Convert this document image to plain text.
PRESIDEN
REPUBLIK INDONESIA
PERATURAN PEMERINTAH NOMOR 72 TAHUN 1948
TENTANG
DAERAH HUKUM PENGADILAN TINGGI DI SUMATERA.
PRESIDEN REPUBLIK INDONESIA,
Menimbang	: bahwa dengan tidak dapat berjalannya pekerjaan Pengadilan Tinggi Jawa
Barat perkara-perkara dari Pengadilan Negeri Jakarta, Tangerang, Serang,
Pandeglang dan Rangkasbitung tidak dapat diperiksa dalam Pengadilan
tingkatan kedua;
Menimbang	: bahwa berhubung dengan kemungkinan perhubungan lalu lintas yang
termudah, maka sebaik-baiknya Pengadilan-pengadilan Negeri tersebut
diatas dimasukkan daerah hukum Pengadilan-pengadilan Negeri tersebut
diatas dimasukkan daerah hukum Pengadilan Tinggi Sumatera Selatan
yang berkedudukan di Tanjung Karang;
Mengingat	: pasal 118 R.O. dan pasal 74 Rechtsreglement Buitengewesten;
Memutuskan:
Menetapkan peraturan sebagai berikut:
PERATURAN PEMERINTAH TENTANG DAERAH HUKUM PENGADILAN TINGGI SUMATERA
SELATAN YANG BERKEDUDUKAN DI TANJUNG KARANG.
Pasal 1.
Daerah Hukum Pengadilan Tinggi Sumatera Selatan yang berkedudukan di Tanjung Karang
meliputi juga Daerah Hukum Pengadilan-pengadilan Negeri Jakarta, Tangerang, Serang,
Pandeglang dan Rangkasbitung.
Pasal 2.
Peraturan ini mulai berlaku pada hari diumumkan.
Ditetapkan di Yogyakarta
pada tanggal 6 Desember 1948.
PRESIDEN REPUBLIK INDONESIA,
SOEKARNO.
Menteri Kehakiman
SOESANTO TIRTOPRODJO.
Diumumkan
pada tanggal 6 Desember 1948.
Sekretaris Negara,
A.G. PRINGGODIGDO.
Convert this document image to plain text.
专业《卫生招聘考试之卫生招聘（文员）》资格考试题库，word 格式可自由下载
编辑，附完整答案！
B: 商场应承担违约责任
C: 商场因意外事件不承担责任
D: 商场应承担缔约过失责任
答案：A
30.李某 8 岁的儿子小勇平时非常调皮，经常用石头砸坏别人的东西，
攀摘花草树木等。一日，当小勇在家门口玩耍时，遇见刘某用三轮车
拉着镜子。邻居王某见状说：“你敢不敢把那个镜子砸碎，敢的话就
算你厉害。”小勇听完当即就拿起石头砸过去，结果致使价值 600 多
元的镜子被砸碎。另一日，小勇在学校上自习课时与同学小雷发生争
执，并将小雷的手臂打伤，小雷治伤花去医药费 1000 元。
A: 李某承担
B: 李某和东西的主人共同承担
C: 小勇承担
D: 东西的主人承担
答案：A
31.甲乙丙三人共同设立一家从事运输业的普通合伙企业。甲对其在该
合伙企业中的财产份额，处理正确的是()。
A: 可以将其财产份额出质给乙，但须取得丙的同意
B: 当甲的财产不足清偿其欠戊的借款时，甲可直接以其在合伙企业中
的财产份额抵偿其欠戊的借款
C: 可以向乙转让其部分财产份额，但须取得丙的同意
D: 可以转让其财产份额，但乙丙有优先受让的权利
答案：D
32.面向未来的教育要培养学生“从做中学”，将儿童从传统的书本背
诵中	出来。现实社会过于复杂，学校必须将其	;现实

------------------------------------------------------------

*What the task requires*.
Provide all the records again, word for word.

*Response*.
Convert this document image to plain text.
PRESIDEN
REPUBLIK INDONESIA
PERATURAN PEMERINTAH NOMOR 72 TAHUN 1948
TENTANG
DAERAH HUKUM PENGADILAN TINGGI DI SUMATERA.
PRESIDEN REPUBLIK INDONESIA,
Menimbang	: bahwa dengan tidak dapat berjalannya pekerjaan Pengadilan Tinggi Jawa
Barat perkara-perkara dari Pengadilan Negeri Jakarta, Tangerang, Serang,
Pandeglang dan Rangkasbitung tidak dapat diperiksa dalam Pengadilan
tingkatan kedua;
Menimbang	: bahwa berhubung dengan kemungkinan perhubungan lalu lintas yang
termudah, maka sebaik-baiknya Pengadilan-pengadilan Negeri tersebut
diatas dimasukkan daerah hukum Pengadilan-pengadilan Negeri tersebut
diatas dimasukkan daerah hukum Pengadilan Tinggi Sumatera Selatan
yang berkedudukan di Tanjung Karang;
Mengingat	: pasal 118 R.O. dan pasal 74 Rechtsreglement Buitengewesten;
Memutuskan:
Menetapkan peraturan sebagai berikut:
PERATURAN PEMERINTAH TENTANG DAERAH HUKUM PENGADILAN TINGGI SUMATERA
SELATAN YANG BERKEDUDUKAN DI TANJUNG KARANG.
Pasal 1.
Daerah Hukum Pengadilan Tinggi Sumatera Selatan yang berkedudukan di Tanjung Karang
meliputi juga Daerah Hukum Pengadilan-pengadilan Negeri Jakarta, Tangerang, Serang,
Pandeglang dan Rangkasbitung.
Pasal 2.
Peraturan ini mulai berlaku pada hari diumumkan.
Ditetapkan di Yogyakarta
pada tanggal 6 Desember 1948.
PRESIDEN REPUBLIK INDONESIA,
SOEKARNO.
Menteri Kehakiman
SOESANTO TIRTOPRODJO.
Diumumkan
pada tanggal 6 Desember 1948.
Sekretaris Negara,
A.G. PRINGGODIGDO.
Convert this document image to plain text.
专业《卫生招聘考试之卫生招聘（文员）》资格考试题库，word 格式可自由下载
编辑，附完整答案！
B: 商场应承担违约责任
C: 商场因意外事件不承担责任
D: 商场应承担缔约过失责任
答案：A
30.李某 8 岁的儿子小勇平时非常调皮，经常用石头砸坏别人的东西，
攀摘花草树木等。一日，当小勇在家门口玩耍时，遇见刘某用三轮车
拉着镜子。邻居王某见状说：“你敢不敢把那个镜子砸碎，敢的话就
算你厉害。”小勇听完当即就拿起石头砸过去，结果致使价值 600 多
元的镜子被砸碎。另一日，小勇在学校上自习课时与同学小雷发生争
执，并将小雷的手臂打伤，小雷治伤花去医药费 1000 元。
A: 李某承担
B: 李某和东西的主人共同承担
C: 小勇承担
D: 东西的主人承担
答案：A
31.甲乙丙三人共同设立一家从事运输业的普通合伙企业。甲对其在该
合伙企业中的财产份额，处理正确的是()。
A: 可以将其财产份额出质给乙，但须取得丙的同意
B: 当甲的财产不足清偿其欠戊的借款时，甲可直接以其在合伙企业中
的财产份额抵偿其欠戊的借款
C: 可以向乙转让其部分财产份额，但须取得丙的同意
D: 可以转让其财产份额，但乙丙有优先受让的权利
答案：D
32.面向未来的教育要培养学生“从做中学”，将儿童从传统的书本背
诵中	出来。现实社会过于复杂，学校必须将其	;现实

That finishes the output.